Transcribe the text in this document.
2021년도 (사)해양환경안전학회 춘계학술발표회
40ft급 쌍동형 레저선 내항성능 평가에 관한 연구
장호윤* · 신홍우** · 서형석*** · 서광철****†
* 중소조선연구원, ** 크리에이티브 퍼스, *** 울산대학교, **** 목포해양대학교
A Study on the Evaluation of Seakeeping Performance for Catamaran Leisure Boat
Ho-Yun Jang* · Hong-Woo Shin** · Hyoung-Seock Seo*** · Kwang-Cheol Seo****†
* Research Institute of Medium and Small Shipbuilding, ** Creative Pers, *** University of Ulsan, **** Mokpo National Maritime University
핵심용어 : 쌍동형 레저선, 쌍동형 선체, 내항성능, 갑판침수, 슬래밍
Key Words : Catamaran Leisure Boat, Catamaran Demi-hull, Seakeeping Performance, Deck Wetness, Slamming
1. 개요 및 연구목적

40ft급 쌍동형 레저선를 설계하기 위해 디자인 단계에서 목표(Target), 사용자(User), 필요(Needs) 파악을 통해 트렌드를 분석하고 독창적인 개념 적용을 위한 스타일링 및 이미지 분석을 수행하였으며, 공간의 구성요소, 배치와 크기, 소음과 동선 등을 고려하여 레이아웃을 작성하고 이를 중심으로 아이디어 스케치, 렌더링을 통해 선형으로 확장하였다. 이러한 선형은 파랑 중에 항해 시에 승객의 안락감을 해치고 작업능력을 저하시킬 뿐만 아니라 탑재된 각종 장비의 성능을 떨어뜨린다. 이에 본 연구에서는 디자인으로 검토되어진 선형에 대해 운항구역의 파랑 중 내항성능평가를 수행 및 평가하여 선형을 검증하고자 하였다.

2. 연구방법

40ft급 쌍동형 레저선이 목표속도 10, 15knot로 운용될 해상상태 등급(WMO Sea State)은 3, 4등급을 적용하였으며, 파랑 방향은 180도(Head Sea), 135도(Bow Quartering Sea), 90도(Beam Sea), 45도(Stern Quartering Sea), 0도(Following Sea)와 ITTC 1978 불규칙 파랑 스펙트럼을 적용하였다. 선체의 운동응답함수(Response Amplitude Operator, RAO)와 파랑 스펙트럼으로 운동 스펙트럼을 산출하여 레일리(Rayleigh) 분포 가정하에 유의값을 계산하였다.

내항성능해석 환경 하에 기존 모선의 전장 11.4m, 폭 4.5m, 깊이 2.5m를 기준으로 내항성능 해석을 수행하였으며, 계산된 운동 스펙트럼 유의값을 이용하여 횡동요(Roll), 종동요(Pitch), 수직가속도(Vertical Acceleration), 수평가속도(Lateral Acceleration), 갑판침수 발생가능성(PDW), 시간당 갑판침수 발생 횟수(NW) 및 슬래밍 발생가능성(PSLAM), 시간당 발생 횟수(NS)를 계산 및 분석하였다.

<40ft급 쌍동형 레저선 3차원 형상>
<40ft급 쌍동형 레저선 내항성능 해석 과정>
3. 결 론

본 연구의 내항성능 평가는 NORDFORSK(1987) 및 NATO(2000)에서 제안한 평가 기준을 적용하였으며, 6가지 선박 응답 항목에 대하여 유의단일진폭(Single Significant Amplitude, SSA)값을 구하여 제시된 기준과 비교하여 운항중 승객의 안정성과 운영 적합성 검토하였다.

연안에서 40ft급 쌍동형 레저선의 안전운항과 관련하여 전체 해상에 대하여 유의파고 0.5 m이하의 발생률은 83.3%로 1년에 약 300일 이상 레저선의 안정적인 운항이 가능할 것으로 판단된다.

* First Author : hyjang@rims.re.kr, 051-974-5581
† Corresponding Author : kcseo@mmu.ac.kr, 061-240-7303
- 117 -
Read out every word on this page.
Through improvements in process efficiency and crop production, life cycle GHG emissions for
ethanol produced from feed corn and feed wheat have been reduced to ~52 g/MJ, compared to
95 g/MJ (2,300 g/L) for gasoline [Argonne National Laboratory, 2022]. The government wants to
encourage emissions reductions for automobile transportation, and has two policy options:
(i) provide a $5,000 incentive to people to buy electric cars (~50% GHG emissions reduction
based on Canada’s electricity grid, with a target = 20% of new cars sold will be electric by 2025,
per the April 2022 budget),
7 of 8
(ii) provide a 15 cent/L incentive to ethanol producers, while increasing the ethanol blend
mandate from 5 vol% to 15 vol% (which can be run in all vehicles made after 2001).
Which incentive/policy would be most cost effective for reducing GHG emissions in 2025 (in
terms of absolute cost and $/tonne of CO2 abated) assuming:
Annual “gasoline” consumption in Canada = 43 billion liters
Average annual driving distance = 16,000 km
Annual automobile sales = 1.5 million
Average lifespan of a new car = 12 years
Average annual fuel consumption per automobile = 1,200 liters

= = =

*Written task*
Output the records verbatim, from the first line to the last.

*Final answer*
Transcribe the text in this document.
2021년도 (사)해양환경안전학회 춘계학술발표회
40ft급 쌍동형 레저선 내항성능 평가에 관한 연구
장호윤* · 신홍우** · 서형석*** · 서광철****†
* 중소조선연구원, ** 크리에이티브 퍼스, *** 울산대학교, **** 목포해양대학교
A Study on the Evaluation of Seakeeping Performance for Catamaran Leisure Boat
Ho-Yun Jang* · Hong-Woo Shin** · Hyoung-Seock Seo*** · Kwang-Cheol Seo****†
* Research Institute of Medium and Small Shipbuilding, ** Creative Pers, *** University of Ulsan, **** Mokpo National Maritime University
핵심용어 : 쌍동형 레저선, 쌍동형 선체, 내항성능, 갑판침수, 슬래밍
Key Words : Catamaran Leisure Boat, Catamaran Demi-hull, Seakeeping Performance, Deck Wetness, Slamming
1. 개요 및 연구목적

40ft급 쌍동형 레저선를 설계하기 위해 디자인 단계에서 목표(Target), 사용자(User), 필요(Needs) 파악을 통해 트렌드를 분석하고 독창적인 개념 적용을 위한 스타일링 및 이미지 분석을 수행하였으며, 공간의 구성요소, 배치와 크기, 소음과 동선 등을 고려하여 레이아웃을 작성하고 이를 중심으로 아이디어 스케치, 렌더링을 통해 선형으로 확장하였다. 이러한 선형은 파랑 중에 항해 시에 승객의 안락감을 해치고 작업능력을 저하시킬 뿐만 아니라 탑재된 각종 장비의 성능을 떨어뜨린다. 이에 본 연구에서는 디자인으로 검토되어진 선형에 대해 운항구역의 파랑 중 내항성능평가를 수행 및 평가하여 선형을 검증하고자 하였다.

2. 연구방법

40ft급 쌍동형 레저선이 목표속도 10, 15knot로 운용될 해상상태 등급(WMO Sea State)은 3, 4등급을 적용하였으며, 파랑 방향은 180도(Head Sea), 135도(Bow Quartering Sea), 90도(Beam Sea), 45도(Stern Quartering Sea), 0도(Following Sea)와 ITTC 1978 불규칙 파랑 스펙트럼을 적용하였다. 선체의 운동응답함수(Response Amplitude Operator, RAO)와 파랑 스펙트럼으로 운동 스펙트럼을 산출하여 레일리(Rayleigh) 분포 가정하에 유의값을 계산하였다.

내항성능해석 환경 하에 기존 모선의 전장 11.4m, 폭 4.5m, 깊이 2.5m를 기준으로 내항성능 해석을 수행하였으며, 계산된 운동 스펙트럼 유의값을 이용하여 횡동요(Roll), 종동요(Pitch), 수직가속도(Vertical Acceleration), 수평가속도(Lateral Acceleration), 갑판침수 발생가능성(PDW), 시간당 갑판침수 발생 횟수(NW) 및 슬래밍 발생가능성(PSLAM), 시간당 발생 횟수(NS)를 계산 및 분석하였다.

<40ft급 쌍동형 레저선 3차원 형상>
<40ft급 쌍동형 레저선 내항성능 해석 과정>
3. 결 론

본 연구의 내항성능 평가는 NORDFORSK(1987) 및 NATO(2000)에서 제안한 평가 기준을 적용하였으며, 6가지 선박 응답 항목에 대하여 유의단일진폭(Single Significant Amplitude, SSA)값을 구하여 제시된 기준과 비교하여 운항중 승객의 안정성과 운영 적합성 검토하였다.

연안에서 40ft급 쌍동형 레저선의 안전운항과 관련하여 전체 해상에 대하여 유의파고 0.5 m이하의 발생률은 83.3%로 1년에 약 300일 이상 레저선의 안정적인 운항이 가능할 것으로 판단된다.

* First Author : hyjang@rims.re.kr, 051-974-5581
† Corresponding Author : kcseo@mmu.ac.kr, 061-240-7303
- 117 -
Read out every word on this page.
Through improvements in process efficiency and crop production, life cycle GHG emissions for
ethanol produced from feed corn and feed wheat have been reduced to ~52 g/MJ, compared to
95 g/MJ (2,300 g/L) for gasoline [Argonne National Laboratory, 2022]. The government wants to
encourage emissions reductions for automobile transportation, and has two policy options:
(i) provide a $5,000 incentive to people to buy electric cars (~50% GHG emissions reduction
based on Canada’s electricity grid, with a target = 20% of new cars sold will be electric by 2025,
per the April 2022 budget),
7 of 8
(ii) provide a 15 cent/L incentive to ethanol producers, while increasing the ethanol blend
mandate from 5 vol% to 15 vol% (which can be run in all vehicles made after 2001).
Which incentive/policy would be most cost effective for reducing GHG emissions in 2025 (in
terms of absolute cost and $/tonne of CO2 abated) assuming:
Annual “gasoline” consumption in Canada = 43 billion liters
Average annual driving distance = 16,000 km
Annual automobile sales = 1.5 million
Average lifespan of a new car = 12 years
Average annual fuel consumption per automobile = 1,200 liters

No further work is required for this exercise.